WHAT IS BEING ASKED
Give the listing again character for character, but drop the images.

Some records
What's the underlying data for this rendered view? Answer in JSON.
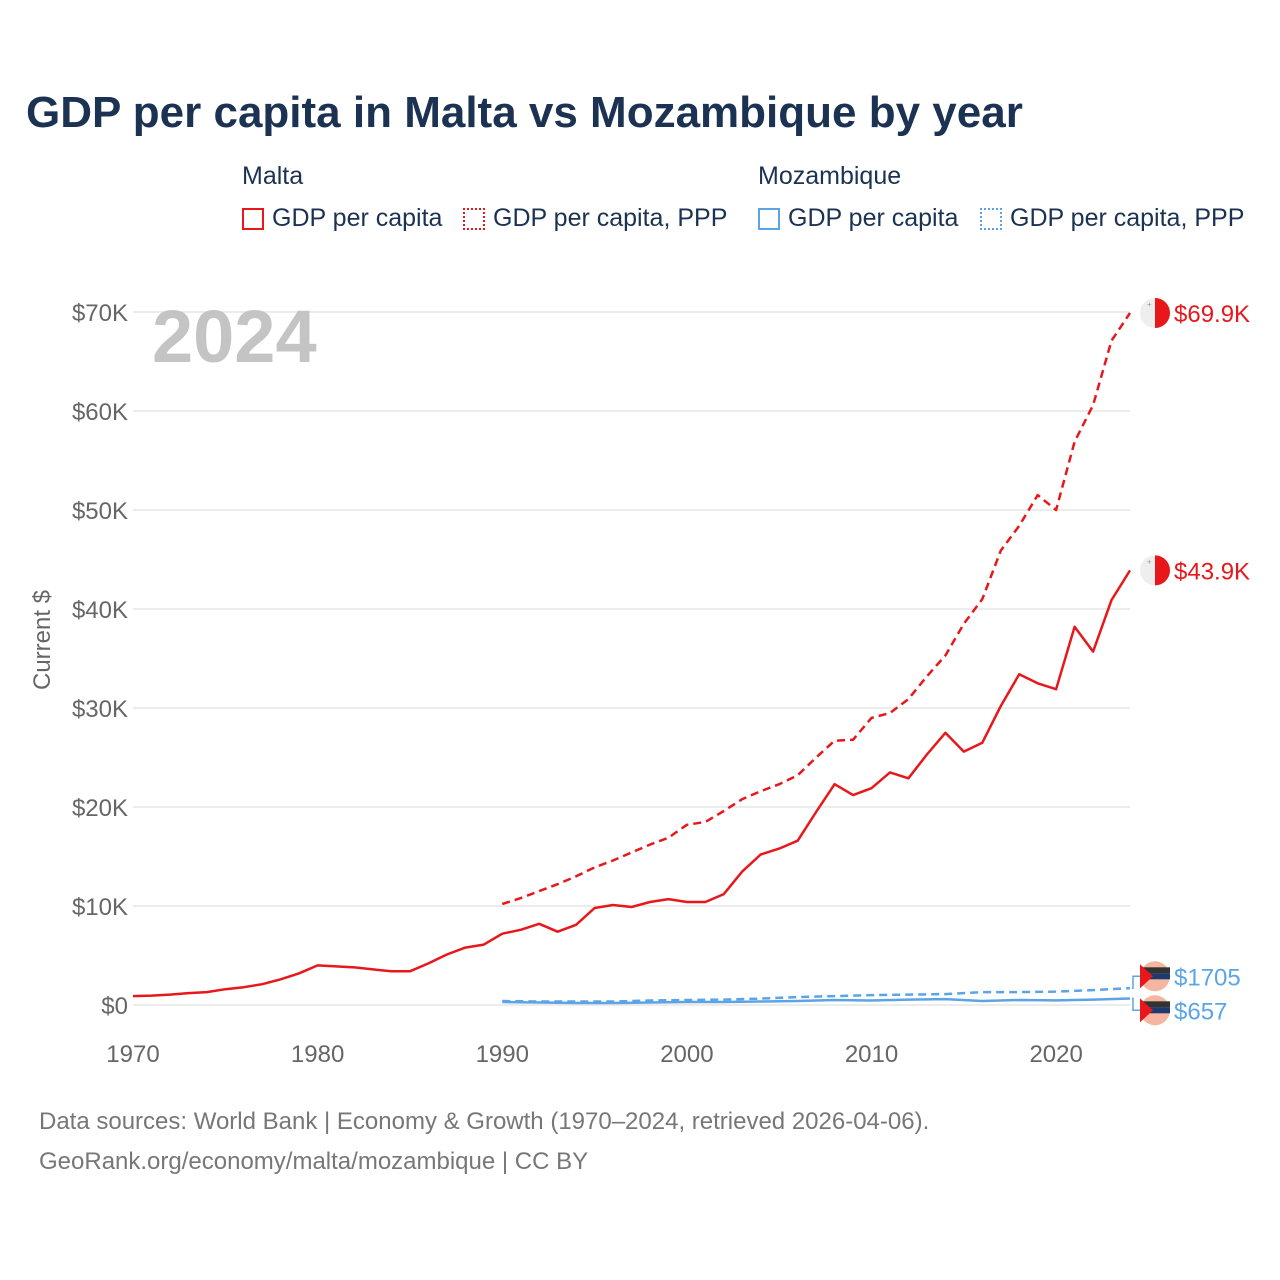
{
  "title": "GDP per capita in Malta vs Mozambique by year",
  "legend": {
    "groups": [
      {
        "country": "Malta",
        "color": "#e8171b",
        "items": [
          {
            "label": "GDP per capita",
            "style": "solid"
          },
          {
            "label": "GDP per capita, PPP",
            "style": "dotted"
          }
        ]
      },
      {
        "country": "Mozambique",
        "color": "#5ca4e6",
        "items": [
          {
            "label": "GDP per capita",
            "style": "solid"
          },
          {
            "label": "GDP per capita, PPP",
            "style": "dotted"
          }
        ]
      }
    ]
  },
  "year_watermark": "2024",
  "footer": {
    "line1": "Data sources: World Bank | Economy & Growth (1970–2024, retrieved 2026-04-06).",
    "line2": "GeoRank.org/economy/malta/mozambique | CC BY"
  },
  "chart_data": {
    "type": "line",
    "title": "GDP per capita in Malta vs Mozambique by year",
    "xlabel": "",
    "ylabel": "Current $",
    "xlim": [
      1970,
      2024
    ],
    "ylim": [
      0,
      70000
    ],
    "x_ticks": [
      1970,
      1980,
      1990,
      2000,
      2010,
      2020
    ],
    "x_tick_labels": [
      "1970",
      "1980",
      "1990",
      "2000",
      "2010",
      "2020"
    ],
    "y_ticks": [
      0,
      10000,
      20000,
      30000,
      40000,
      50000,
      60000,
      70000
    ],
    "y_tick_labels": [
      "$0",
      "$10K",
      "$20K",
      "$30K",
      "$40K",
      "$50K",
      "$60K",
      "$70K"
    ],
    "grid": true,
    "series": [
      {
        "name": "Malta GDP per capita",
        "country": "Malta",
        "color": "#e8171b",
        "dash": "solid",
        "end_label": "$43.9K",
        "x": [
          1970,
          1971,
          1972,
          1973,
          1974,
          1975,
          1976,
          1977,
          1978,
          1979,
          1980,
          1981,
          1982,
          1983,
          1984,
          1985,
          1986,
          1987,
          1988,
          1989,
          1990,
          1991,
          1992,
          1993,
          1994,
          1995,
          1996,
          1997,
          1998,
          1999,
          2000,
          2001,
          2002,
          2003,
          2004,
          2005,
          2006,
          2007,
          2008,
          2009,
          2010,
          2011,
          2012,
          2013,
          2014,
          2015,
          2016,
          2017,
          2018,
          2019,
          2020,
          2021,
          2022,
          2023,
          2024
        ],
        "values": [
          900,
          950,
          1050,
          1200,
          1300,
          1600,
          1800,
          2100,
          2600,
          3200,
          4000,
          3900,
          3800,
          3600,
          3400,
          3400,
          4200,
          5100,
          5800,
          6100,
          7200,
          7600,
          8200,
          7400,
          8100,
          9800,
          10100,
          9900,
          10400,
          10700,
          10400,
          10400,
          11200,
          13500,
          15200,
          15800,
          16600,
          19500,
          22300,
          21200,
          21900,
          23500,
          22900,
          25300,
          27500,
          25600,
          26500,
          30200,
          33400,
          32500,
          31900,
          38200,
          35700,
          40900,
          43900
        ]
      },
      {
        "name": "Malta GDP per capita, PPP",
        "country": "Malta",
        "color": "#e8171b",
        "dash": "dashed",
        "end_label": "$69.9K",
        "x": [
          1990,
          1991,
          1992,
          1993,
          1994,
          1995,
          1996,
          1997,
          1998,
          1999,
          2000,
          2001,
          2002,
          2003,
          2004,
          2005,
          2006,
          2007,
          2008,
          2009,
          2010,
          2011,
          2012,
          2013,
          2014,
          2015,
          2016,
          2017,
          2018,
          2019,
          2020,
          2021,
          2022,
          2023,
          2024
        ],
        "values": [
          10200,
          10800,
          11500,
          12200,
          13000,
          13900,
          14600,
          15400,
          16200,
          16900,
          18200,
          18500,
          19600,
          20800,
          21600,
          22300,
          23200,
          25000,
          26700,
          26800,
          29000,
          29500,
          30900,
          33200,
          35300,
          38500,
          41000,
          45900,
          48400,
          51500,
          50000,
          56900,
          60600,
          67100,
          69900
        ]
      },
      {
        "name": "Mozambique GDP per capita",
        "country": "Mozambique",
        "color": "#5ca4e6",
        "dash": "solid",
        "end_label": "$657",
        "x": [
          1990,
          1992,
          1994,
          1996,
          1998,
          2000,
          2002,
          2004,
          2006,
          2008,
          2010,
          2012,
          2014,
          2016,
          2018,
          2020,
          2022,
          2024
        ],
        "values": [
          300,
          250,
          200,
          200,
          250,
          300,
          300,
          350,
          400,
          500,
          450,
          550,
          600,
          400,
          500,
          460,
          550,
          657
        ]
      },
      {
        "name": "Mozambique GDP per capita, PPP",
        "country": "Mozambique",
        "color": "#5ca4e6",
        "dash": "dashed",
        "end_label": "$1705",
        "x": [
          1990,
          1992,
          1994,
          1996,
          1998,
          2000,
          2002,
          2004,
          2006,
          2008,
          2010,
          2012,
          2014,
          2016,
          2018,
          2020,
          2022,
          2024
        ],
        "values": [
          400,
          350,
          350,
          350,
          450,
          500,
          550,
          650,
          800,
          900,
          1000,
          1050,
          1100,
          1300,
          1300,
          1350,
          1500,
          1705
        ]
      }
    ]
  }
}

SOLUTION BELOW
What's the underlying data for this rendered view? Answer in JSON.
{
  "title": "GDP per capita in Malta vs Mozambique by year",
  "legend": {
    "groups": [
      {
        "country": "Malta",
        "color": "#e8171b",
        "items": [
          {
            "label": "GDP per capita",
            "style": "solid"
          },
          {
            "label": "GDP per capita, PPP",
            "style": "dotted"
          }
        ]
      },
      {
        "country": "Mozambique",
        "color": "#5ca4e6",
        "items": [
          {
            "label": "GDP per capita",
            "style": "solid"
          },
          {
            "label": "GDP per capita, PPP",
            "style": "dotted"
          }
        ]
      }
    ]
  },
  "year_watermark": "2024",
  "footer": {
    "line1": "Data sources: World Bank | Economy & Growth (1970–2024, retrieved 2026-04-06).",
    "line2": "GeoRank.org/economy/malta/mozambique | CC BY"
  },
  "chart_data": {
    "type": "line",
    "title": "GDP per capita in Malta vs Mozambique by year",
    "xlabel": "",
    "ylabel": "Current $",
    "xlim": [
      1970,
      2024
    ],
    "ylim": [
      0,
      70000
    ],
    "x_ticks": [
      1970,
      1980,
      1990,
      2000,
      2010,
      2020
    ],
    "x_tick_labels": [
      "1970",
      "1980",
      "1990",
      "2000",
      "2010",
      "2020"
    ],
    "y_ticks": [
      0,
      10000,
      20000,
      30000,
      40000,
      50000,
      60000,
      70000
    ],
    "y_tick_labels": [
      "$0",
      "$10K",
      "$20K",
      "$30K",
      "$40K",
      "$50K",
      "$60K",
      "$70K"
    ],
    "grid": true,
    "series": [
      {
        "name": "Malta GDP per capita",
        "country": "Malta",
        "color": "#e8171b",
        "dash": "solid",
        "end_label": "$43.9K",
        "x": [
          1970,
          1971,
          1972,
          1973,
          1974,
          1975,
          1976,
          1977,
          1978,
          1979,
          1980,
          1981,
          1982,
          1983,
          1984,
          1985,
          1986,
          1987,
          1988,
          1989,
          1990,
          1991,
          1992,
          1993,
          1994,
          1995,
          1996,
          1997,
          1998,
          1999,
          2000,
          2001,
          2002,
          2003,
          2004,
          2005,
          2006,
          2007,
          2008,
          2009,
          2010,
          2011,
          2012,
          2013,
          2014,
          2015,
          2016,
          2017,
          2018,
          2019,
          2020,
          2021,
          2022,
          2023,
          2024
        ],
        "values": [
          900,
          950,
          1050,
          1200,
          1300,
          1600,
          1800,
          2100,
          2600,
          3200,
          4000,
          3900,
          3800,
          3600,
          3400,
          3400,
          4200,
          5100,
          5800,
          6100,
          7200,
          7600,
          8200,
          7400,
          8100,
          9800,
          10100,
          9900,
          10400,
          10700,
          10400,
          10400,
          11200,
          13500,
          15200,
          15800,
          16600,
          19500,
          22300,
          21200,
          21900,
          23500,
          22900,
          25300,
          27500,
          25600,
          26500,
          30200,
          33400,
          32500,
          31900,
          38200,
          35700,
          40900,
          43900
        ]
      },
      {
        "name": "Malta GDP per capita, PPP",
        "country": "Malta",
        "color": "#e8171b",
        "dash": "dashed",
        "end_label": "$69.9K",
        "x": [
          1990,
          1991,
          1992,
          1993,
          1994,
          1995,
          1996,
          1997,
          1998,
          1999,
          2000,
          2001,
          2002,
          2003,
          2004,
          2005,
          2006,
          2007,
          2008,
          2009,
          2010,
          2011,
          2012,
          2013,
          2014,
          2015,
          2016,
          2017,
          2018,
          2019,
          2020,
          2021,
          2022,
          2023,
          2024
        ],
        "values": [
          10200,
          10800,
          11500,
          12200,
          13000,
          13900,
          14600,
          15400,
          16200,
          16900,
          18200,
          18500,
          19600,
          20800,
          21600,
          22300,
          23200,
          25000,
          26700,
          26800,
          29000,
          29500,
          30900,
          33200,
          35300,
          38500,
          41000,
          45900,
          48400,
          51500,
          50000,
          56900,
          60600,
          67100,
          69900
        ]
      },
      {
        "name": "Mozambique GDP per capita",
        "country": "Mozambique",
        "color": "#5ca4e6",
        "dash": "solid",
        "end_label": "$657",
        "x": [
          1990,
          1992,
          1994,
          1996,
          1998,
          2000,
          2002,
          2004,
          2006,
          2008,
          2010,
          2012,
          2014,
          2016,
          2018,
          2020,
          2022,
          2024
        ],
        "values": [
          300,
          250,
          200,
          200,
          250,
          300,
          300,
          350,
          400,
          500,
          450,
          550,
          600,
          400,
          500,
          460,
          550,
          657
        ]
      },
      {
        "name": "Mozambique GDP per capita, PPP",
        "country": "Mozambique",
        "color": "#5ca4e6",
        "dash": "dashed",
        "end_label": "$1705",
        "x": [
          1990,
          1992,
          1994,
          1996,
          1998,
          2000,
          2002,
          2004,
          2006,
          2008,
          2010,
          2012,
          2014,
          2016,
          2018,
          2020,
          2022,
          2024
        ],
        "values": [
          400,
          350,
          350,
          350,
          450,
          500,
          550,
          650,
          800,
          900,
          1000,
          1050,
          1100,
          1300,
          1300,
          1350,
          1500,
          1705
        ]
      }
    ]
  }
}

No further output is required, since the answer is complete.